# [Task statement]
State how many lines of the records contain the string "Traffic", and give no other information.

# [Dataset extract]
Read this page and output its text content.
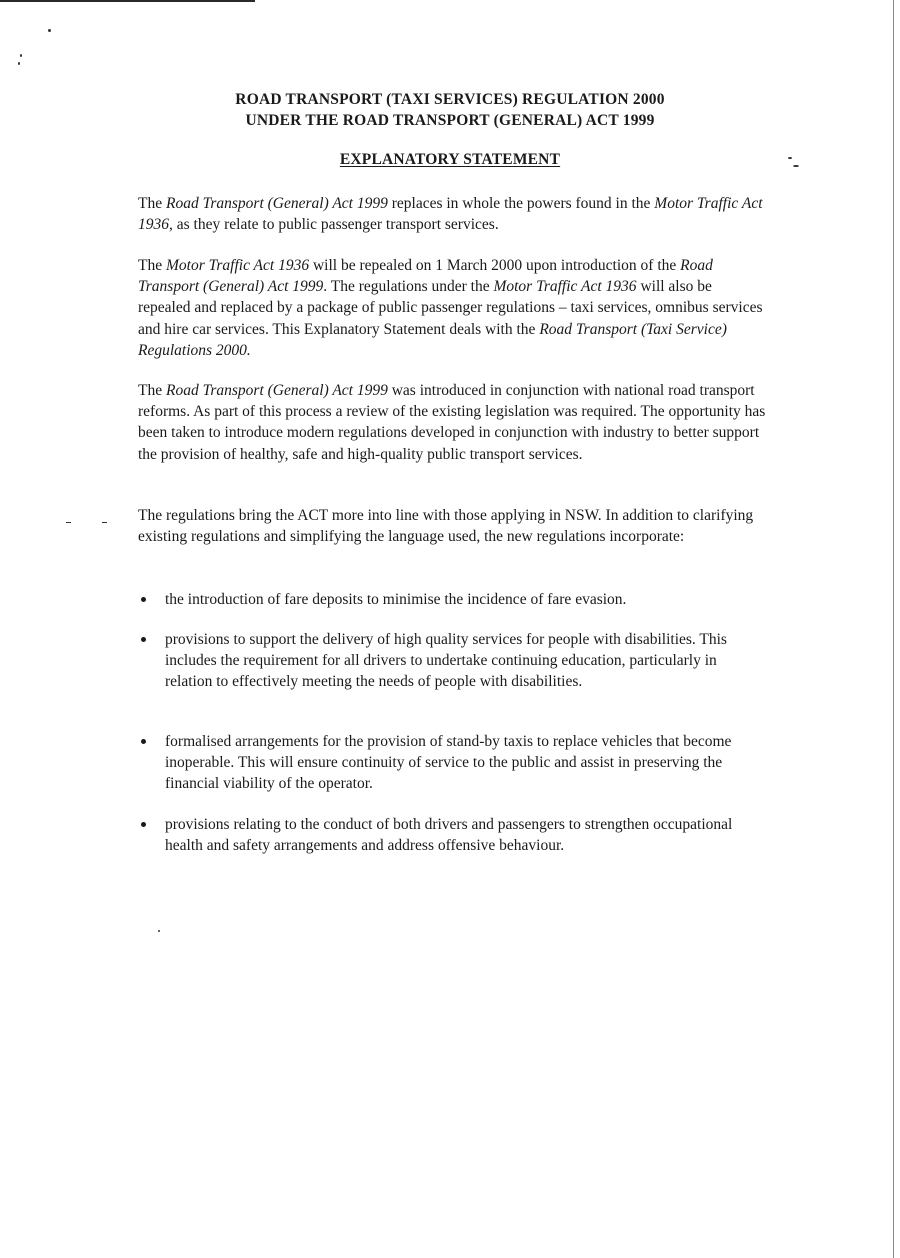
ROAD TRANSPORT (TAXI SERVICES) REGULATION 2000
UNDER THE ROAD TRANSPORT (GENERAL) ACT 1999
EXPLANATORY STATEMENT

The Road Transport (General) Act 1999 replaces in whole the powers found in the Motor Traffic Act 1936, as they relate to public passenger transport services.

The Motor Traffic Act 1936 will be repealed on 1 March 2000 upon introduction of the Road Transport (General) Act 1999. The regulations under the Motor Traffic Act 1936 will also be repealed and replaced by a package of public passenger regulations – taxi services, omnibus services and hire car services. This Explanatory Statement deals with the Road Transport (Taxi Service) Regulations 2000.

The Road Transport (General) Act 1999 was introduced in conjunction with national road transport reforms. As part of this process a review of the existing legislation was required. The opportunity has been taken to introduce modern regulations developed in conjunction with industry to better support the provision of healthy, safe and high-quality public transport services.

The regulations bring the ACT more into line with those applying in NSW. In addition to clarifying existing regulations and simplifying the language used, the new regulations incorporate:

the introduction of fare deposits to minimise the incidence of fare evasion.

provisions to support the delivery of high quality services for people with disabilities. This includes the requirement for all drivers to undertake continuing education, particularly in relation to effectively meeting the needs of people with disabilities.

formalised arrangements for the provision of stand-by taxis to replace vehicles that become inoperable. This will ensure continuity of service to the public and assist in preserving the financial viability of the operator.

provisions relating to the conduct of both drivers and passengers to strengthen occupational health and safety arrangements and address offensive behaviour.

# [Solution]
2